▶ What you have to do
Pull every line that holds the word "title" from the entries.

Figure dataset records
======

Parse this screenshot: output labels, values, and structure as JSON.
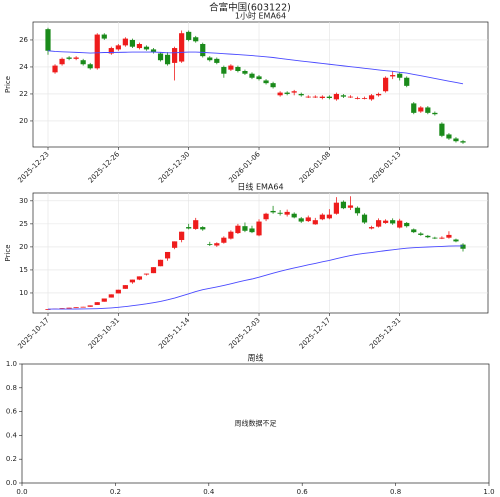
{
  "title": "合富中国(603122)",
  "chart_data": [
    {
      "type": "candlestick",
      "title": "1小时 EMA64",
      "ylabel": "Price",
      "grid": true,
      "up_color": "#ee1c1c",
      "down_color": "#1a8a1a",
      "ema_color": "#4a4aff",
      "ylim": [
        18.07,
        27.33
      ],
      "yticks": [
        20,
        22,
        24,
        26
      ],
      "categories": [
        "2025-12-23",
        null,
        null,
        null,
        null,
        null,
        null,
        null,
        null,
        null,
        "2025-12-26",
        null,
        null,
        null,
        null,
        null,
        null,
        null,
        null,
        null,
        "2025-12-30",
        null,
        null,
        null,
        null,
        null,
        null,
        null,
        null,
        null,
        "2026-01-06",
        null,
        null,
        null,
        null,
        null,
        null,
        null,
        null,
        null,
        "2026-01-08",
        null,
        null,
        null,
        null,
        null,
        null,
        null,
        null,
        null,
        "2026-01-13",
        null,
        null,
        null,
        null,
        null,
        null,
        null,
        null,
        null
      ],
      "ohlc": [
        [
          26.8,
          26.9,
          24.9,
          25.2
        ],
        [
          23.6,
          24.2,
          23.5,
          24.1
        ],
        [
          24.2,
          24.7,
          24.1,
          24.6
        ],
        [
          24.7,
          24.8,
          24.5,
          24.6
        ],
        [
          24.6,
          24.8,
          24.5,
          24.7
        ],
        [
          24.5,
          24.6,
          24.1,
          24.2
        ],
        [
          24.2,
          24.3,
          23.8,
          23.9
        ],
        [
          23.9,
          26.5,
          23.8,
          26.4
        ],
        [
          26.4,
          26.5,
          26.0,
          26.1
        ],
        [
          25.0,
          25.5,
          24.9,
          25.4
        ],
        [
          25.3,
          25.7,
          25.2,
          25.6
        ],
        [
          25.6,
          26.2,
          25.5,
          26.1
        ],
        [
          26.0,
          26.1,
          25.4,
          25.5
        ],
        [
          25.4,
          25.8,
          25.3,
          25.7
        ],
        [
          25.5,
          25.6,
          25.2,
          25.3
        ],
        [
          25.3,
          25.4,
          25.0,
          25.1
        ],
        [
          25.0,
          25.1,
          24.4,
          24.5
        ],
        [
          24.9,
          25.1,
          24.1,
          24.2
        ],
        [
          24.3,
          25.5,
          23.0,
          25.4
        ],
        [
          24.4,
          26.7,
          24.3,
          26.5
        ],
        [
          26.6,
          26.7,
          25.9,
          26.0
        ],
        [
          26.2,
          26.3,
          25.8,
          25.9
        ],
        [
          25.7,
          25.8,
          24.7,
          24.8
        ],
        [
          24.7,
          24.8,
          24.4,
          24.5
        ],
        [
          24.6,
          24.7,
          24.2,
          24.3
        ],
        [
          24.0,
          24.1,
          23.2,
          23.5
        ],
        [
          23.8,
          24.2,
          23.7,
          24.1
        ],
        [
          24.0,
          24.1,
          23.6,
          23.7
        ],
        [
          23.7,
          23.8,
          23.4,
          23.5
        ],
        [
          23.5,
          23.6,
          23.1,
          23.2
        ],
        [
          23.3,
          23.4,
          23.0,
          23.1
        ],
        [
          23.0,
          23.1,
          22.7,
          22.8
        ],
        [
          22.8,
          22.9,
          22.4,
          22.5
        ],
        [
          21.9,
          22.2,
          21.8,
          22.1
        ],
        [
          22.1,
          22.2,
          21.9,
          22.0
        ],
        [
          22.1,
          22.3,
          21.9,
          22.2
        ],
        [
          22.0,
          22.1,
          21.8,
          21.9
        ],
        [
          21.8,
          21.9,
          21.7,
          21.8
        ],
        [
          21.8,
          21.9,
          21.7,
          21.8
        ],
        [
          21.7,
          21.9,
          21.6,
          21.8
        ],
        [
          21.8,
          21.9,
          21.6,
          21.7
        ],
        [
          21.6,
          22.1,
          21.5,
          22.0
        ],
        [
          21.9,
          22.0,
          21.7,
          21.8
        ],
        [
          21.8,
          21.9,
          21.7,
          21.8
        ],
        [
          21.7,
          21.8,
          21.6,
          21.7
        ],
        [
          21.7,
          21.8,
          21.6,
          21.7
        ],
        [
          21.6,
          22.0,
          21.5,
          21.9
        ],
        [
          21.9,
          22.1,
          21.8,
          22.0
        ],
        [
          22.2,
          23.3,
          22.1,
          23.2
        ],
        [
          23.3,
          23.7,
          23.1,
          23.4
        ],
        [
          23.5,
          23.6,
          23.0,
          23.2
        ],
        [
          23.2,
          23.3,
          22.5,
          22.6
        ],
        [
          21.3,
          21.4,
          20.5,
          20.6
        ],
        [
          20.7,
          21.1,
          20.6,
          21.0
        ],
        [
          21.0,
          21.1,
          20.5,
          20.6
        ],
        [
          20.6,
          20.7,
          20.4,
          20.5
        ],
        [
          19.8,
          19.9,
          18.8,
          18.9
        ],
        [
          19.0,
          19.1,
          18.6,
          18.7
        ],
        [
          18.7,
          18.8,
          18.4,
          18.5
        ],
        [
          18.5,
          18.6,
          18.3,
          18.4
        ]
      ],
      "ema": [
        25.2,
        25.15,
        25.12,
        25.1,
        25.08,
        25.06,
        25.03,
        25.05,
        25.07,
        25.07,
        25.08,
        25.09,
        25.1,
        25.1,
        25.1,
        25.1,
        25.08,
        25.05,
        25.05,
        25.08,
        25.1,
        25.1,
        25.08,
        25.05,
        25.02,
        24.98,
        24.95,
        24.92,
        24.88,
        24.84,
        24.8,
        24.75,
        24.7,
        24.63,
        24.57,
        24.5,
        24.44,
        24.38,
        24.32,
        24.26,
        24.2,
        24.14,
        24.08,
        24.02,
        23.96,
        23.9,
        23.84,
        23.78,
        23.72,
        23.68,
        23.6,
        23.55,
        23.45,
        23.35,
        23.25,
        23.15,
        23.05,
        22.95,
        22.85,
        22.75
      ]
    },
    {
      "type": "candlestick",
      "title": "日线 EMA64",
      "ylabel": "Price",
      "grid": true,
      "up_color": "#ee1c1c",
      "down_color": "#1a8a1a",
      "ema_color": "#4a4aff",
      "ylim": [
        5.65,
        31.7
      ],
      "yticks": [
        10,
        15,
        20,
        25,
        30
      ],
      "categories": [
        "2025-10-17",
        null,
        null,
        null,
        null,
        null,
        null,
        null,
        null,
        null,
        "2025-10-31",
        null,
        null,
        null,
        null,
        null,
        null,
        null,
        null,
        null,
        "2025-11-14",
        null,
        null,
        null,
        null,
        null,
        null,
        null,
        null,
        null,
        "2025-12-03",
        null,
        null,
        null,
        null,
        null,
        null,
        null,
        null,
        null,
        "2025-12-17",
        null,
        null,
        null,
        null,
        null,
        null,
        null,
        null,
        null,
        "2025-12-31",
        null,
        null,
        null,
        null,
        null,
        null,
        null,
        null,
        null
      ],
      "ohlc": [
        [
          6.4,
          6.5,
          6.4,
          6.5
        ],
        [
          6.5,
          6.6,
          6.5,
          6.6
        ],
        [
          6.6,
          6.7,
          6.6,
          6.7
        ],
        [
          6.7,
          6.8,
          6.7,
          6.8
        ],
        [
          6.8,
          6.9,
          6.8,
          6.9
        ],
        [
          6.9,
          7.0,
          6.9,
          7.0
        ],
        [
          7.0,
          7.3,
          7.0,
          7.3
        ],
        [
          7.4,
          8.0,
          7.4,
          8.0
        ],
        [
          8.1,
          8.8,
          8.1,
          8.8
        ],
        [
          9.0,
          9.7,
          9.0,
          9.7
        ],
        [
          9.9,
          10.7,
          9.9,
          10.7
        ],
        [
          10.9,
          11.7,
          10.9,
          11.7
        ],
        [
          12.3,
          12.9,
          12.0,
          12.9
        ],
        [
          12.9,
          13.6,
          12.8,
          13.6
        ],
        [
          14.0,
          14.2,
          13.8,
          14.2
        ],
        [
          14.3,
          15.6,
          14.3,
          15.6
        ],
        [
          15.8,
          17.2,
          15.8,
          17.2
        ],
        [
          17.5,
          18.9,
          17.0,
          18.9
        ],
        [
          19.8,
          21.2,
          19.5,
          21.2
        ],
        [
          21.5,
          23.3,
          21.0,
          23.3
        ],
        [
          24.3,
          25.0,
          23.8,
          24.0
        ],
        [
          23.9,
          26.3,
          23.7,
          25.8
        ],
        [
          24.3,
          24.5,
          23.5,
          23.8
        ],
        [
          20.6,
          21.1,
          20.2,
          20.5
        ],
        [
          20.3,
          21.0,
          20.0,
          20.8
        ],
        [
          20.9,
          22.3,
          20.7,
          22.0
        ],
        [
          21.8,
          23.6,
          21.6,
          23.3
        ],
        [
          23.0,
          25.0,
          22.8,
          24.6
        ],
        [
          24.5,
          25.3,
          23.2,
          23.5
        ],
        [
          24.0,
          24.6,
          23.0,
          23.2
        ],
        [
          22.5,
          26.0,
          22.3,
          25.5
        ],
        [
          26.0,
          27.4,
          25.6,
          27.2
        ],
        [
          27.8,
          28.9,
          27.2,
          27.5
        ],
        [
          27.4,
          28.0,
          26.8,
          27.2
        ],
        [
          27.0,
          28.1,
          26.6,
          27.6
        ],
        [
          27.2,
          27.5,
          26.2,
          26.4
        ],
        [
          26.2,
          26.5,
          25.2,
          25.5
        ],
        [
          25.6,
          26.8,
          25.4,
          26.4
        ],
        [
          24.9,
          26.3,
          24.8,
          25.8
        ],
        [
          26.0,
          27.3,
          25.8,
          27.0
        ],
        [
          26.2,
          28.2,
          26.0,
          27.0
        ],
        [
          27.2,
          30.8,
          27.0,
          29.6
        ],
        [
          29.8,
          30.1,
          28.2,
          28.4
        ],
        [
          28.5,
          31.0,
          28.0,
          29.0
        ],
        [
          28.5,
          28.8,
          26.8,
          27.3
        ],
        [
          27.0,
          27.3,
          25.0,
          25.3
        ],
        [
          24.0,
          24.6,
          23.8,
          24.3
        ],
        [
          24.4,
          26.2,
          24.2,
          25.8
        ],
        [
          25.2,
          26.0,
          25.0,
          25.7
        ],
        [
          25.8,
          26.2,
          24.8,
          25.1
        ],
        [
          24.2,
          26.1,
          24.0,
          25.7
        ],
        [
          25.2,
          25.4,
          24.2,
          24.5
        ],
        [
          23.8,
          24.0,
          23.0,
          23.2
        ],
        [
          22.9,
          23.2,
          22.4,
          22.6
        ],
        [
          22.4,
          22.6,
          21.9,
          22.1
        ],
        [
          22.0,
          22.2,
          21.7,
          21.9
        ],
        [
          21.8,
          22.3,
          21.7,
          22.0
        ],
        [
          22.0,
          23.4,
          21.8,
          22.6
        ],
        [
          21.6,
          21.8,
          21.0,
          21.2
        ],
        [
          20.5,
          20.8,
          19.0,
          19.6
        ]
      ],
      "ema": [
        6.5,
        6.5,
        6.5,
        6.51,
        6.52,
        6.53,
        6.55,
        6.59,
        6.66,
        6.76,
        6.89,
        7.04,
        7.23,
        7.43,
        7.64,
        7.89,
        8.17,
        8.5,
        8.9,
        9.35,
        9.81,
        10.3,
        10.72,
        11.02,
        11.32,
        11.64,
        11.99,
        12.37,
        12.72,
        13.03,
        13.42,
        13.86,
        14.3,
        14.7,
        15.08,
        15.44,
        15.77,
        16.11,
        16.42,
        16.75,
        17.06,
        17.44,
        17.78,
        18.13,
        18.4,
        18.6,
        18.78,
        18.99,
        19.19,
        19.37,
        19.56,
        19.71,
        19.82,
        19.91,
        19.98,
        20.04,
        20.1,
        20.18,
        20.21,
        20.2
      ]
    },
    {
      "type": "empty",
      "title": "周线",
      "annotation": "周线数据不足",
      "xlim": [
        0,
        1
      ],
      "ylim": [
        0,
        1
      ],
      "xticks": [
        {
          "value": 0,
          "label": "0.0"
        },
        {
          "value": 0.2,
          "label": "0.2"
        },
        {
          "value": 0.4,
          "label": "0.4"
        },
        {
          "value": 0.6,
          "label": "0.6"
        },
        {
          "value": 0.8,
          "label": "0.8"
        },
        {
          "value": 1,
          "label": "1.0"
        }
      ],
      "yticks": [
        {
          "value": 0,
          "label": "0.0"
        },
        {
          "value": 0.2,
          "label": "0.2"
        },
        {
          "value": 0.4,
          "label": "0.4"
        },
        {
          "value": 0.6,
          "label": "0.6"
        },
        {
          "value": 0.8,
          "label": "0.8"
        },
        {
          "value": 1,
          "label": "1.0"
        }
      ]
    }
  ]
}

======

▶ Reply
  "title": "合富中国(603122)",
      "title": "1小时 EMA64",
      "title": "日线 EMA64",
      "title": "周线",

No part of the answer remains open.